====== DATA LINES ======

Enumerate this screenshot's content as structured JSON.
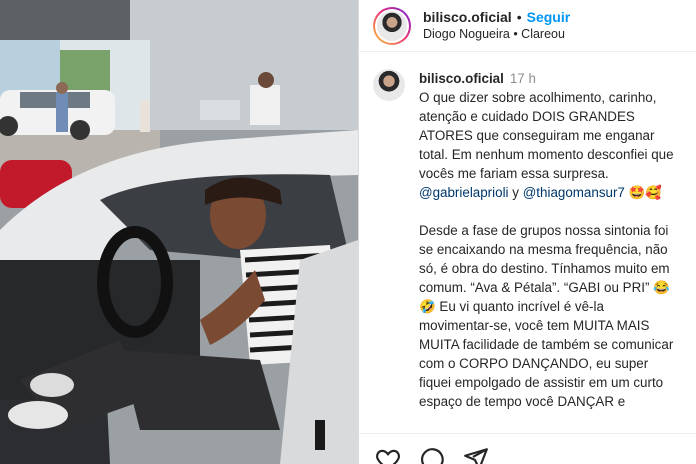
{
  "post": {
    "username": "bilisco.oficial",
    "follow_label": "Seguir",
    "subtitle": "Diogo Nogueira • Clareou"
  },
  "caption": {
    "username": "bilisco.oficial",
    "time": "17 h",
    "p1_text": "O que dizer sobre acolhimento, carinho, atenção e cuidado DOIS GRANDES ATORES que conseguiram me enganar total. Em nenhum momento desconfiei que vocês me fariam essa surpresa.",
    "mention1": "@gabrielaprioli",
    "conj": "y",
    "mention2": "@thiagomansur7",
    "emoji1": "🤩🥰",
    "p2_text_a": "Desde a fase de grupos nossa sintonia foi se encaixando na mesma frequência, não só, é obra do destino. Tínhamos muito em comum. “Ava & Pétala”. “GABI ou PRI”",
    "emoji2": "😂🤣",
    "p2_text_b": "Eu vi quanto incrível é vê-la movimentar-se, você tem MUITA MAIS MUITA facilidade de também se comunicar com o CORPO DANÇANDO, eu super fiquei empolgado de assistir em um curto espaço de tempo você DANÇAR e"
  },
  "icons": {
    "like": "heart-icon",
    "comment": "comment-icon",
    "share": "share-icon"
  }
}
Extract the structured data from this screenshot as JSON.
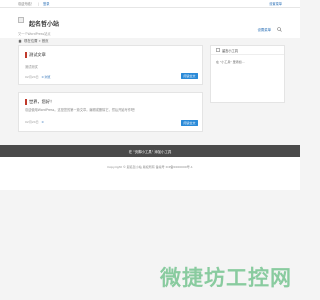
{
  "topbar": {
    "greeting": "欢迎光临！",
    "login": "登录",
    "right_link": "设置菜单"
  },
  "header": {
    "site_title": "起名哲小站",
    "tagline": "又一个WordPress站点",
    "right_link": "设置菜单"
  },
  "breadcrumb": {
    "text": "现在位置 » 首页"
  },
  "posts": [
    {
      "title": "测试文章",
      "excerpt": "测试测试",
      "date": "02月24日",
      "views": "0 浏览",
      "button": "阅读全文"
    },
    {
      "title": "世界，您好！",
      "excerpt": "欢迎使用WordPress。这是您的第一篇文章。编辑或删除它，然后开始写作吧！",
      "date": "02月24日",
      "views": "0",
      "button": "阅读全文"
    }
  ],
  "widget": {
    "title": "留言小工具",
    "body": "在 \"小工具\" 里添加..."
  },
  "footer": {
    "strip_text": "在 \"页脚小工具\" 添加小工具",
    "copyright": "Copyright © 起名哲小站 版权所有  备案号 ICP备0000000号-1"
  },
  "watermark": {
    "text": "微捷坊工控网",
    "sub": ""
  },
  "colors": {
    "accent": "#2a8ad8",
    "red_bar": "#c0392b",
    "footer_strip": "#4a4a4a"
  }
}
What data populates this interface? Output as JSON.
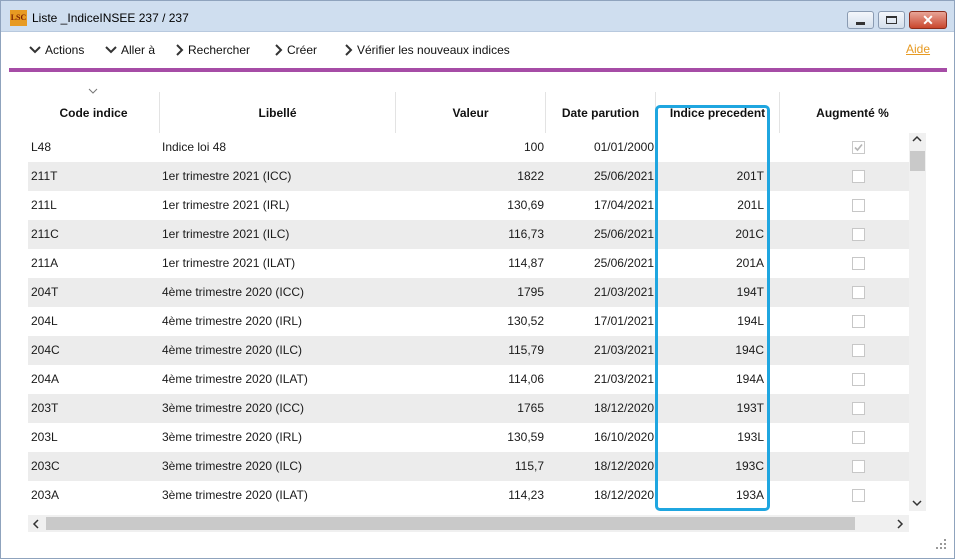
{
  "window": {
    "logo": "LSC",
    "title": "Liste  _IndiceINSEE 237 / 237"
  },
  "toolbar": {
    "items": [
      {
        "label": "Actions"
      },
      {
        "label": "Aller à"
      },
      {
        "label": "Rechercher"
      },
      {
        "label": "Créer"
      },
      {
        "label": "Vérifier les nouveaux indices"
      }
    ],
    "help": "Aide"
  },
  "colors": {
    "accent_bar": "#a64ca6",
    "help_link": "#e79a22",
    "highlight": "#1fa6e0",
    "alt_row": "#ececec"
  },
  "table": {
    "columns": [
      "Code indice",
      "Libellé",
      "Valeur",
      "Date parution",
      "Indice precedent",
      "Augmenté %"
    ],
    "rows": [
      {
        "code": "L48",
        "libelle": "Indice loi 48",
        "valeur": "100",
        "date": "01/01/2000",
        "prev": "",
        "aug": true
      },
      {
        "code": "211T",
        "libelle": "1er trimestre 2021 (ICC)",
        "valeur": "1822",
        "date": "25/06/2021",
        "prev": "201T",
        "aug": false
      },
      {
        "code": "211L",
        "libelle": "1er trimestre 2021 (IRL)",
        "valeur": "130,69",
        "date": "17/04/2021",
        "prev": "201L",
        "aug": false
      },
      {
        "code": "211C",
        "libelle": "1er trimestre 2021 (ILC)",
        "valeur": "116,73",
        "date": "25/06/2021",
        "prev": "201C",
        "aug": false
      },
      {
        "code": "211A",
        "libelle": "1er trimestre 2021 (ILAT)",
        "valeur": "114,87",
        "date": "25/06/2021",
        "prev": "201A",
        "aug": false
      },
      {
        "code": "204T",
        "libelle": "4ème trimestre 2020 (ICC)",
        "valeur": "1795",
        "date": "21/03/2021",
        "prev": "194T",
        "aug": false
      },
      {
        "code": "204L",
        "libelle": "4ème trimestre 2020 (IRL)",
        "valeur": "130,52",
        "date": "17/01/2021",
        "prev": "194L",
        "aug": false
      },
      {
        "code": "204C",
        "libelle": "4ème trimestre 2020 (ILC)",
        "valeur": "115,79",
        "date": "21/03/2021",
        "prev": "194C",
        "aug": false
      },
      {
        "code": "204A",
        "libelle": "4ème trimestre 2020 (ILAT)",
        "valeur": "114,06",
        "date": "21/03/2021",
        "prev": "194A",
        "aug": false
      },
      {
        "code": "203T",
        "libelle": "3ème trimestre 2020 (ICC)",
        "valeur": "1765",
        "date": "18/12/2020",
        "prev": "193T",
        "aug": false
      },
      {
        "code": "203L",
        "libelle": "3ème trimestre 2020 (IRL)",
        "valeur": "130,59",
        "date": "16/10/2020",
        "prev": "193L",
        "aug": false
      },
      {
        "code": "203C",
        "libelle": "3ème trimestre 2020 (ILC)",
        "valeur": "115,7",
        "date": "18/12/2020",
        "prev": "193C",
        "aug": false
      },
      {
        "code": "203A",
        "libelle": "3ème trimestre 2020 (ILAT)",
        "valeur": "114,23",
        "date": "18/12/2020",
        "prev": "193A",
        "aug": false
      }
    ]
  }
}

======

Transcribe all of the entries word for word, but skip any pictures they contain.

WRITTEN RESPONSE |
Enumerate this screenshot's content as structured JSON.
{
  "post": {
    "username": "bilisco.oficial",
    "follow_label": "Seguir",
    "subtitle": "Diogo Nogueira • Clareou"
  },
  "caption": {
    "username": "bilisco.oficial",
    "time": "17 h",
    "p1_text": "O que dizer sobre acolhimento, carinho, atenção e cuidado DOIS GRANDES ATORES que conseguiram me enganar total. Em nenhum momento desconfiei que vocês me fariam essa surpresa.",
    "mention1": "@gabrielaprioli",
    "conj": "y",
    "mention2": "@thiagomansur7",
    "emoji1": "🤩🥰",
    "p2_text_a": "Desde a fase de grupos nossa sintonia foi se encaixando na mesma frequência, não só, é obra do destino. Tínhamos muito em comum. “Ava & Pétala”. “GABI ou PRI”",
    "emoji2": "😂🤣",
    "p2_text_b": "Eu vi quanto incrível é vê-la movimentar-se, você tem MUITA MAIS MUITA facilidade de também se comunicar com o CORPO DANÇANDO, eu super fiquei empolgado de assistir em um curto espaço de tempo você DANÇAR e"
  },
  "icons": {
    "like": "heart-icon",
    "comment": "comment-icon",
    "share": "share-icon"
  }
}
Extract the structured data from this screenshot as JSON.
{
  "topbar": {
    "greeting": "欢迎光临！",
    "login": "登录",
    "right_link": "设置菜单"
  },
  "header": {
    "site_title": "起名哲小站",
    "tagline": "又一个WordPress站点",
    "right_link": "设置菜单"
  },
  "breadcrumb": {
    "text": "现在位置 » 首页"
  },
  "posts": [
    {
      "title": "测试文章",
      "excerpt": "测试测试",
      "date": "02月24日",
      "views": "0 浏览",
      "button": "阅读全文"
    },
    {
      "title": "世界，您好！",
      "excerpt": "欢迎使用WordPress。这是您的第一篇文章。编辑或删除它，然后开始写作吧！",
      "date": "02月24日",
      "views": "0",
      "button": "阅读全文"
    }
  ],
  "widget": {
    "title": "留言小工具",
    "body": "在 \"小工具\" 里添加..."
  },
  "footer": {
    "strip_text": "在 \"页脚小工具\" 添加小工具",
    "copyright": "Copyright © 起名哲小站 版权所有  备案号 ICP备0000000号-1"
  },
  "watermark": {
    "text": "微捷坊工控网",
    "sub": ""
  },
  "colors": {
    "accent": "#2a8ad8",
    "red_bar": "#c0392b",
    "footer_strip": "#4a4a4a"
  }
}
What data populates this interface? Output as JSON.
{
  "window": {
    "logo": "LSC",
    "title": "Liste  _IndiceINSEE 237 / 237"
  },
  "toolbar": {
    "items": [
      {
        "label": "Actions"
      },
      {
        "label": "Aller à"
      },
      {
        "label": "Rechercher"
      },
      {
        "label": "Créer"
      },
      {
        "label": "Vérifier les nouveaux indices"
      }
    ],
    "help": "Aide"
  },
  "colors": {
    "accent_bar": "#a64ca6",
    "help_link": "#e79a22",
    "highlight": "#1fa6e0",
    "alt_row": "#ececec"
  },
  "table": {
    "columns": [
      "Code indice",
      "Libellé",
      "Valeur",
      "Date parution",
      "Indice precedent",
      "Augmenté %"
    ],
    "rows": [
      {
        "code": "L48",
        "libelle": "Indice loi 48",
        "valeur": "100",
        "date": "01/01/2000",
        "prev": "",
        "aug": true
      },
      {
        "code": "211T",
        "libelle": "1er trimestre 2021 (ICC)",
        "valeur": "1822",
        "date": "25/06/2021",
        "prev": "201T",
        "aug": false
      },
      {
        "code": "211L",
        "libelle": "1er trimestre 2021 (IRL)",
        "valeur": "130,69",
        "date": "17/04/2021",
        "prev": "201L",
        "aug": false
      },
      {
        "code": "211C",
        "libelle": "1er trimestre 2021 (ILC)",
        "valeur": "116,73",
        "date": "25/06/2021",
        "prev": "201C",
        "aug": false
      },
      {
        "code": "211A",
        "libelle": "1er trimestre 2021 (ILAT)",
        "valeur": "114,87",
        "date": "25/06/2021",
        "prev": "201A",
        "aug": false
      },
      {
        "code": "204T",
        "libelle": "4ème trimestre 2020 (ICC)",
        "valeur": "1795",
        "date": "21/03/2021",
        "prev": "194T",
        "aug": false
      },
      {
        "code": "204L",
        "libelle": "4ème trimestre 2020 (IRL)",
        "valeur": "130,52",
        "date": "17/01/2021",
        "prev": "194L",
        "aug": false
      },
      {
        "code": "204C",
        "libelle": "4ème trimestre 2020 (ILC)",
        "valeur": "115,79",
        "date": "21/03/2021",
        "prev": "194C",
        "aug": false
      },
      {
        "code": "204A",
        "libelle": "4ème trimestre 2020 (ILAT)",
        "valeur": "114,06",
        "date": "21/03/2021",
        "prev": "194A",
        "aug": false
      },
      {
        "code": "203T",
        "libelle": "3ème trimestre 2020 (ICC)",
        "valeur": "1765",
        "date": "18/12/2020",
        "prev": "193T",
        "aug": false
      },
      {
        "code": "203L",
        "libelle": "3ème trimestre 2020 (IRL)",
        "valeur": "130,59",
        "date": "16/10/2020",
        "prev": "193L",
        "aug": false
      },
      {
        "code": "203C",
        "libelle": "3ème trimestre 2020 (ILC)",
        "valeur": "115,7",
        "date": "18/12/2020",
        "prev": "193C",
        "aug": false
      },
      {
        "code": "203A",
        "libelle": "3ème trimestre 2020 (ILAT)",
        "valeur": "114,23",
        "date": "18/12/2020",
        "prev": "193A",
        "aug": false
      }
    ]
  }
}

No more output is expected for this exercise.